#### Stated exercise:
Assemble all lines in which the string "JSON" appears.

#### Extracted material:
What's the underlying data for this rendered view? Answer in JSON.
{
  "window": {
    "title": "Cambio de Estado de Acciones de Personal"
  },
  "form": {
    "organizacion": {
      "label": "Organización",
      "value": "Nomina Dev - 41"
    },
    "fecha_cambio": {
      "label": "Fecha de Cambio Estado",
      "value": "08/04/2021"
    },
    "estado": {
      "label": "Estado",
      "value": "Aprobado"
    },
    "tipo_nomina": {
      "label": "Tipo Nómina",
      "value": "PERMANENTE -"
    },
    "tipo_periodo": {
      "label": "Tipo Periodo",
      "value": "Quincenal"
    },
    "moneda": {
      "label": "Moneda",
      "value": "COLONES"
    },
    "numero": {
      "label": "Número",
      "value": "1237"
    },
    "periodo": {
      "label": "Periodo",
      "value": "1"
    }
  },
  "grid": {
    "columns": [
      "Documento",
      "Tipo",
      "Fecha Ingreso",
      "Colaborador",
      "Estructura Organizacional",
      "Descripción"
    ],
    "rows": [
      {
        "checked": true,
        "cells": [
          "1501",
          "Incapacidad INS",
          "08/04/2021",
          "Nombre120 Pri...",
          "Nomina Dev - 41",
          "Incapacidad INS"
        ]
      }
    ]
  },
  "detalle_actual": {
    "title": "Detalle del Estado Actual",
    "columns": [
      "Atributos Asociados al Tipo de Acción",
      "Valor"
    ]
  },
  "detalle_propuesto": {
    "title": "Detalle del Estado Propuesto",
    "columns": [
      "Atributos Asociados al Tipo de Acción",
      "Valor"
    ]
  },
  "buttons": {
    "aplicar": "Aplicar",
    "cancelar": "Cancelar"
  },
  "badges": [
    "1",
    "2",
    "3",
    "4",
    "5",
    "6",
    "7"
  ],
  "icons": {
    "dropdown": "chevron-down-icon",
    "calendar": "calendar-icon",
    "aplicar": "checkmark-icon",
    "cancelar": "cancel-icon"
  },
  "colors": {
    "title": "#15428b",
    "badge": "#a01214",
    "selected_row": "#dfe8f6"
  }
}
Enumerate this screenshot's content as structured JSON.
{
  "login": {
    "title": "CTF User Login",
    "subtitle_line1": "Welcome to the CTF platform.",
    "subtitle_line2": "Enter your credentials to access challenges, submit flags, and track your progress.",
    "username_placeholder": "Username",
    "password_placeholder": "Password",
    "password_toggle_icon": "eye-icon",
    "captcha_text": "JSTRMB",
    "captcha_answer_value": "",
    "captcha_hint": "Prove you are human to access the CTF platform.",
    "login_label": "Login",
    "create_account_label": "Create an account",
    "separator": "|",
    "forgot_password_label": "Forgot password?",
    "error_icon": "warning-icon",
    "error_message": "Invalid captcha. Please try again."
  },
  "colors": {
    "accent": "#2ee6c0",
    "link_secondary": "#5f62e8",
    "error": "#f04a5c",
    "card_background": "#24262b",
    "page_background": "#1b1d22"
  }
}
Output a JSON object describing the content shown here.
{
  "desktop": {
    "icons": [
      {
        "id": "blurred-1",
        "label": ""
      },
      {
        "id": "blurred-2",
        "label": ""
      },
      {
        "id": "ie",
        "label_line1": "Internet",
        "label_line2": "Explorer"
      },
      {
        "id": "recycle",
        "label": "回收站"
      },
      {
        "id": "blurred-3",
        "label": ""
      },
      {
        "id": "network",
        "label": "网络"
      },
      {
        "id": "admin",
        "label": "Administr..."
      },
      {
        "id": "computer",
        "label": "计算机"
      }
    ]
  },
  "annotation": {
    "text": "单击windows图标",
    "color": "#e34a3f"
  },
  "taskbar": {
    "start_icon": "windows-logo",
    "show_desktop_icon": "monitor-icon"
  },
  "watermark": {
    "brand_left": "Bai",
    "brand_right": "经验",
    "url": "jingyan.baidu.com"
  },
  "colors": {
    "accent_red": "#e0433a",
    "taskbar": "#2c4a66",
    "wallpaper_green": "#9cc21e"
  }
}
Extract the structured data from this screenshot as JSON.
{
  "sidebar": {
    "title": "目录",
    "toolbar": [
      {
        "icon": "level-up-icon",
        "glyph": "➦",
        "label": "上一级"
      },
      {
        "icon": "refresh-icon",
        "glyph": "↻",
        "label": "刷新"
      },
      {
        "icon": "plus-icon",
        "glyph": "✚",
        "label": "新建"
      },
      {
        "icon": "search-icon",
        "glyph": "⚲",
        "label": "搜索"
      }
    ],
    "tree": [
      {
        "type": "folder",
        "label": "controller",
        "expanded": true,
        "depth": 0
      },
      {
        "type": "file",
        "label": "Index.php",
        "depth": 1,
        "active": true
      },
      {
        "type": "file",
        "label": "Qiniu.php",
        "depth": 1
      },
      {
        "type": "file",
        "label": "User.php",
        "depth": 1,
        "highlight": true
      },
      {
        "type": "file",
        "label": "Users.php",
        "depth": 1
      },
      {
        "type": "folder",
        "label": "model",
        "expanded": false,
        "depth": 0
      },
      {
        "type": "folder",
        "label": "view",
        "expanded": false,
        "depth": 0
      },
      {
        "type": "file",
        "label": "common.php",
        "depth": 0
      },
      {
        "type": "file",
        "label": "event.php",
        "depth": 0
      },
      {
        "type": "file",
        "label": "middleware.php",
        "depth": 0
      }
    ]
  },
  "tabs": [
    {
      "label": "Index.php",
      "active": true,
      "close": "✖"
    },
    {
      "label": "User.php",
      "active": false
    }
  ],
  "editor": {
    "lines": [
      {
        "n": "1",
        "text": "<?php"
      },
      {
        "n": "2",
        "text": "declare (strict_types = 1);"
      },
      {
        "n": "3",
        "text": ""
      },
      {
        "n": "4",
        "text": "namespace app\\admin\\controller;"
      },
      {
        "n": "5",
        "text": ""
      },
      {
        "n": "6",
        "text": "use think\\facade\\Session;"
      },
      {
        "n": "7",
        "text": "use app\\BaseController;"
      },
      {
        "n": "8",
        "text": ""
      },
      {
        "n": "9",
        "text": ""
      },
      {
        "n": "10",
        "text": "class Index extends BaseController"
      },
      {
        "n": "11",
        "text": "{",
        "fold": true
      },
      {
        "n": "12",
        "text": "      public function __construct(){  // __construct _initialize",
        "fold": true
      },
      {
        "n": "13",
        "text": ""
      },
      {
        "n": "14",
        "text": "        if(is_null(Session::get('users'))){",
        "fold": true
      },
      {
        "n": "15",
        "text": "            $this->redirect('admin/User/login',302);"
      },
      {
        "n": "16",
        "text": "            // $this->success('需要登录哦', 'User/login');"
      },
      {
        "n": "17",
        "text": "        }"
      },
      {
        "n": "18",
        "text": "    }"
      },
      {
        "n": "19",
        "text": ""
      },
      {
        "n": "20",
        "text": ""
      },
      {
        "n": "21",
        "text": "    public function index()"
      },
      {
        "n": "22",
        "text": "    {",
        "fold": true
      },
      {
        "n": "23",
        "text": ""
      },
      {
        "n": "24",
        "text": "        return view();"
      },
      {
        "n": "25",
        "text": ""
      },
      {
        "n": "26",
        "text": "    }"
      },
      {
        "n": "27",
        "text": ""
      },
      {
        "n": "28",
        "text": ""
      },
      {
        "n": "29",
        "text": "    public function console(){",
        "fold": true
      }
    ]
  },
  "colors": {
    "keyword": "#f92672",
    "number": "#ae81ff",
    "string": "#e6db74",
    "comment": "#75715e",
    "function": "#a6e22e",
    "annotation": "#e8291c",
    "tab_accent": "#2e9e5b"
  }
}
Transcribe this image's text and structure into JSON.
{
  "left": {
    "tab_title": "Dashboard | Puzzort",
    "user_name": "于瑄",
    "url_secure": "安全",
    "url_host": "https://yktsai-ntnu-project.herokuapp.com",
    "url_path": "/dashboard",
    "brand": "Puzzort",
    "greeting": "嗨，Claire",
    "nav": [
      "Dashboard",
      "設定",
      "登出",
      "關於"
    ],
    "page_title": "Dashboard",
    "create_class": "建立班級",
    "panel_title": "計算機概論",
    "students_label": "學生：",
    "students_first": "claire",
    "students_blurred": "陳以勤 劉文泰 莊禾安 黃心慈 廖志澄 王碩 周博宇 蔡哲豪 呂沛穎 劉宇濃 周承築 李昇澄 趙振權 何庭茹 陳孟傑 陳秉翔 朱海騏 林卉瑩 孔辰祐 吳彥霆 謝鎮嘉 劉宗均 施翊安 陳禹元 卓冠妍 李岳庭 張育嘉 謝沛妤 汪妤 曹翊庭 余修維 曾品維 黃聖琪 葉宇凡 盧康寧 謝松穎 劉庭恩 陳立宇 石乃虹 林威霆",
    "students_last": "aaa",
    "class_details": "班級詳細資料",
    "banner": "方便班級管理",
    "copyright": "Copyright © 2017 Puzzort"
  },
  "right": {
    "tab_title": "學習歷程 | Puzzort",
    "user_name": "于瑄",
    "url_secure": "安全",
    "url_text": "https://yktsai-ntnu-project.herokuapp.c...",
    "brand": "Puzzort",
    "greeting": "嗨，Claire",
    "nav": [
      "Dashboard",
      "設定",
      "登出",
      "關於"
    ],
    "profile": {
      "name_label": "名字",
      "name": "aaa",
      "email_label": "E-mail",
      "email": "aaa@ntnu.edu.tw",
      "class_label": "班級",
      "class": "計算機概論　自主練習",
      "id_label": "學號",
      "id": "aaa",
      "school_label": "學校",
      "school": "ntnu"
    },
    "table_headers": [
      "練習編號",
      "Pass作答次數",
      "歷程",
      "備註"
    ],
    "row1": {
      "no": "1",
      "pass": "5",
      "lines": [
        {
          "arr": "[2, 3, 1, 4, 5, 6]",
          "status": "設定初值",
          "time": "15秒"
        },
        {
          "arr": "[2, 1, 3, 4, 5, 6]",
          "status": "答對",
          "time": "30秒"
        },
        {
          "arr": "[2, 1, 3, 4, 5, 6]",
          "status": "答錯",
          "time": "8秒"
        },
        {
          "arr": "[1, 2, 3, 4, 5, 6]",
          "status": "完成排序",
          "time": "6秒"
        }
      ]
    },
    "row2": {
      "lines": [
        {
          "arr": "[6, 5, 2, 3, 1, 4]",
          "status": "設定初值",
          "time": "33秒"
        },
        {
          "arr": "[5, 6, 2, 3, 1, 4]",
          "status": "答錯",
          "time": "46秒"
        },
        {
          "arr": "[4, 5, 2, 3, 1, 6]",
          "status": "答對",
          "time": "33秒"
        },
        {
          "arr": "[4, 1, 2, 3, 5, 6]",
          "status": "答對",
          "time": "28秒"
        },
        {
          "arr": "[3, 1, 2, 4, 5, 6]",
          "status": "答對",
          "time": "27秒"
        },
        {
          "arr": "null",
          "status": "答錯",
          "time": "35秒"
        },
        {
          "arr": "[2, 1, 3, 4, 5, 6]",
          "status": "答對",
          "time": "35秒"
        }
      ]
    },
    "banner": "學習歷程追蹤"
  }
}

#### Task result:
What's the underlying data for this rendered view? Answer in JSON.
Enumerate this screenshot's content as structured JSON.
Output a JSON object describing the content shown here.
Extract the structured data from this screenshot as JSON.
Transcribe this image's text and structure into JSON.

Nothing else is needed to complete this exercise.